■ REQUIREMENT 1
In the news briefs, why did the government abandon the construction work in lower Manhattan, and what did the site turn out to be? Answer in one to three sentences.
■ REQUIREMENT 2
Repeat everything in the news briefs from "Prosecutors said the" down to "business, Biotech Anatomical.".

■ SELECTED PASSAGE
* * * * * * *
Briefly
New York City
Colonial-era blacks reburied in Manhattan
In a ceremony both somber and celebratory, the remains of 419 colonial-era blacks were reburied Saturday at a Manhattan site just a short distance from a former slave market.
Most of the remains were placed into seven oversized wooden crypts, with flowers piled atop and around each one. A Yoruba priest gave them a final blessing before the crypts were lowered into the ground.
The remains had been uncovered in 1991 during construction of a federal office tower in lower Manhattan.
Under pressure from the community, the government abandoned the work and began examining what they had found. The site turned out to be a 5-acre burial ground that had been closed in 1794 and long forgotten. It was the final resting place for an estimated 20,000 people of African descent.
Florida
Court rules state illegally kept children
The state illegally kept two children from their father for more than a year, according to an appeals court decision that harshly criticized the Florida Department of Children & Families.
The children were returned to their father’s custody in April after a court battle detailed in the opinion released Wednesday by the 2nd District Court of Appeal.
The identities of the family members were not released.
The child welfare agency has been under scrutiny for a series of troubling cases, including the disappearance of a 5-year-old foster child for 15 months before officials realized she was gone. She remains missing.
Baltimore
Couple use break from Iraq to marry
Adrian Dupree, stationed with U.S. troops in Baghdad, made a solemn vow to his fiancee, Mieasha Pompey.
“When I get home from leave, we’ll get married,” he promised during daily calls. “We’ll plan it for one week from the day I get home.”
Dupree kept that pledge this weekend in a brief ceremony before 120 family members and friends.
The 24-year-old Army reservist was part of the first contingent of U.S. troops to touch down Sept. 26 at Baltimore-Washington International Airport for 15 days of rest and relaxation, part of the military’s largest home leave program since the Vietnam War.
California
Body-parts seller gets 20 years in prison
A crematorium owner who removed heads, knees, spines and other parts from dozens of bodies and sold them to medical researchers was sentenced to 20 years in prison.
Judge Rodney Walker gave Michael Francis Brown, 44, the maximum punishment Friday under an agreement in which he pleaded guilty to 66 counts of embezzlement and mutilating grave remains. More than 200 other counts were dropped.
Prosecutors said the former owner of Pacific Care Crematorium in Lake Elsinore, southeast of Los Angeles, removed parts from bodies intended for cremation, selling them to research companies through his business, Biotech Anatomical.
The sales between 2000 and 2001 brought Brown at least $435,000, prosecutor Karen Gorham said.
Two other workers at the crematorium who pleaded guilty to unlawfully mutilating a body face up to one year in jail.
* * * * * * *
■ RAW DATA
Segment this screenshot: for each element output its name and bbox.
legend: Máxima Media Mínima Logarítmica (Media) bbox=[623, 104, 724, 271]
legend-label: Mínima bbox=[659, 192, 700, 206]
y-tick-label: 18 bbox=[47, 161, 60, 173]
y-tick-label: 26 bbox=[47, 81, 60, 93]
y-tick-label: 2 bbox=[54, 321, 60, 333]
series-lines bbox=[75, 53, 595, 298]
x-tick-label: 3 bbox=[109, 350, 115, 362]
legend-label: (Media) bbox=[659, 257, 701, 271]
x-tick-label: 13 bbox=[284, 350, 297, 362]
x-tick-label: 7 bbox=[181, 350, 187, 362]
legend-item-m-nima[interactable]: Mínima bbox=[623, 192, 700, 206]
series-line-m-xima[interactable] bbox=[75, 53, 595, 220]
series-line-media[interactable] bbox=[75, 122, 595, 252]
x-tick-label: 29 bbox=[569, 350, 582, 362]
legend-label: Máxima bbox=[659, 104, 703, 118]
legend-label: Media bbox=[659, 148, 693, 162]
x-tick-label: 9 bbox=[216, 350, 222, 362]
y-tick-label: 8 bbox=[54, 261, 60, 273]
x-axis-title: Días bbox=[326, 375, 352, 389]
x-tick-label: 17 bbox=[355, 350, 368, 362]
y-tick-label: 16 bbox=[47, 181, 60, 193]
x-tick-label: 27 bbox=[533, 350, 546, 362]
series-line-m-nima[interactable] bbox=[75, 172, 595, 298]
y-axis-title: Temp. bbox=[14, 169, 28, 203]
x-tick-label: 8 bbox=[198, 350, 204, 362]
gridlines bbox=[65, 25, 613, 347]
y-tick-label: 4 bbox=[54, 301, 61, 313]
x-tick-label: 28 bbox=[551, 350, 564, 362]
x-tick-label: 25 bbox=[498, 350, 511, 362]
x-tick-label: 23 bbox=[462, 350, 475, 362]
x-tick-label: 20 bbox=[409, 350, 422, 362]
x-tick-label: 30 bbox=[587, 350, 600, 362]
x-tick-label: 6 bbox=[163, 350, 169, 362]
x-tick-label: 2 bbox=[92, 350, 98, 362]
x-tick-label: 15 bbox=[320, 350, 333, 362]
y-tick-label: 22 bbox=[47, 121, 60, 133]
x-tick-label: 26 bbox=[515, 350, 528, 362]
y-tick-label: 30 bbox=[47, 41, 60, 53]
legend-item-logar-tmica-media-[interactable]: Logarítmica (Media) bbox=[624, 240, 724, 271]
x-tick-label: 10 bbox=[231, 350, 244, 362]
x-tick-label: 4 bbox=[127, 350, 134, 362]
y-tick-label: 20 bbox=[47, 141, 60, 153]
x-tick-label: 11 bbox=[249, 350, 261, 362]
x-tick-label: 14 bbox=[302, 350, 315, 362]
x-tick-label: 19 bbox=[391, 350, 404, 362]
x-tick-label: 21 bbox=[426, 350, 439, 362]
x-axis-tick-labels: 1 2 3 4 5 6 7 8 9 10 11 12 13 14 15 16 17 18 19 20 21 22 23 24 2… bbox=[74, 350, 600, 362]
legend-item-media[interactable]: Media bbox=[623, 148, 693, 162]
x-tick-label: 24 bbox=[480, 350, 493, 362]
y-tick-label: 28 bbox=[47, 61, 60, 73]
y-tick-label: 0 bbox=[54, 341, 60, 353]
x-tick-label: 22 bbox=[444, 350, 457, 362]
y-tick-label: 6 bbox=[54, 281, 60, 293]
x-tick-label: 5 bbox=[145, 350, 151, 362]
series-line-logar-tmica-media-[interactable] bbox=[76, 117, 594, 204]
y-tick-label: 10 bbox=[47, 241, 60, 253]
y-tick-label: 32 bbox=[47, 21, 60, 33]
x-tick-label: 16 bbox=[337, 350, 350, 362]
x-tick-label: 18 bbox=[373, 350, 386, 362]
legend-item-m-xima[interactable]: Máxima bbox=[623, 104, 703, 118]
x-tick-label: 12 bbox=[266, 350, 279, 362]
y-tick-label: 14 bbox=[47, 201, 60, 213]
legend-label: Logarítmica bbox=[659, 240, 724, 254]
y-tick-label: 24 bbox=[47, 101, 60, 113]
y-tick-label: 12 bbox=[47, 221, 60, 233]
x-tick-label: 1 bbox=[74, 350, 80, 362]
* * * * * * *
■ EXPECTED OUTPUT 1
The government abandoned the work under pressure from the community and began examining what it had found. The site turned out to be a 5-acre burial ground, closed in 1794 and long forgotten, that was the final resting place for an estimated 20,000 people of African descent.

■ EXPECTED OUTPUT 2
Prosecutors said the former owner of Pacific Care Crematorium in Lake Elsinore, southeast of Los Angeles, removed parts from bodies intended for cremation, selling them to research companies through his business, Biotech Anatomical.